What you have to do:
Sift the material for lines containing "составе", and return them.
● ● ● ● ● ● ●
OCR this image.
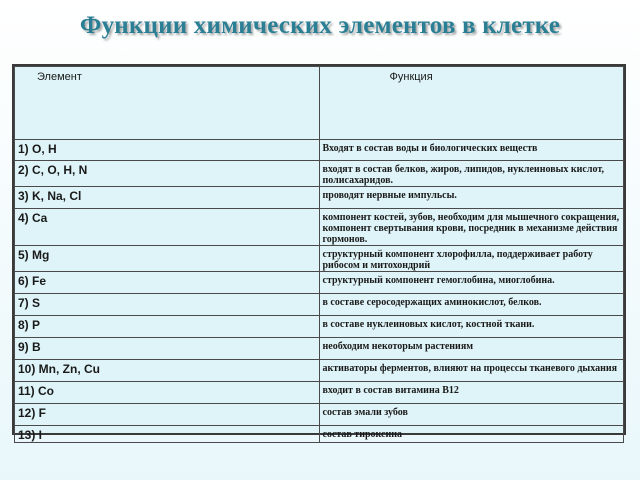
Функции химических элементов в клетке
Элемент	Функция
1) O, H	Входят в состав воды и биологических веществ
2) C, O, H, N	входят в состав белков, жиров, липидов, нуклеиновых кислот, полисахаридов.
3) K, Na, Cl	проводят нервные импульсы.
4) Ca	компонент костей, зубов, необходим для мышечного сокращения, компонент свертывания крови, посредник в механизме действия гормонов.
5) Mg	структурный компонент хлорофилла, поддерживает работу рибосом и митохондрий
6) Fe	структурный компонент гемоглобина, миоглобина.
7) S	в составе серосодержащих аминокислот, белков.
8) P	в составе нуклеиновых кислот, костной ткани.
9) B	необходим некоторым растениям
10) Mn, Zn, Cu	активаторы ферментов, влияют на процессы тканевого дыхания
11) Co	входит в состав витамина В12
12) F	состав эмали зубов
13) I	состав тироксина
● ● ● ● ● ● ●
Exercise answer:
7) S	в составе серосодержащих аминокислот, белков.
8) P	в составе нуклеиновых кислот, костной ткани.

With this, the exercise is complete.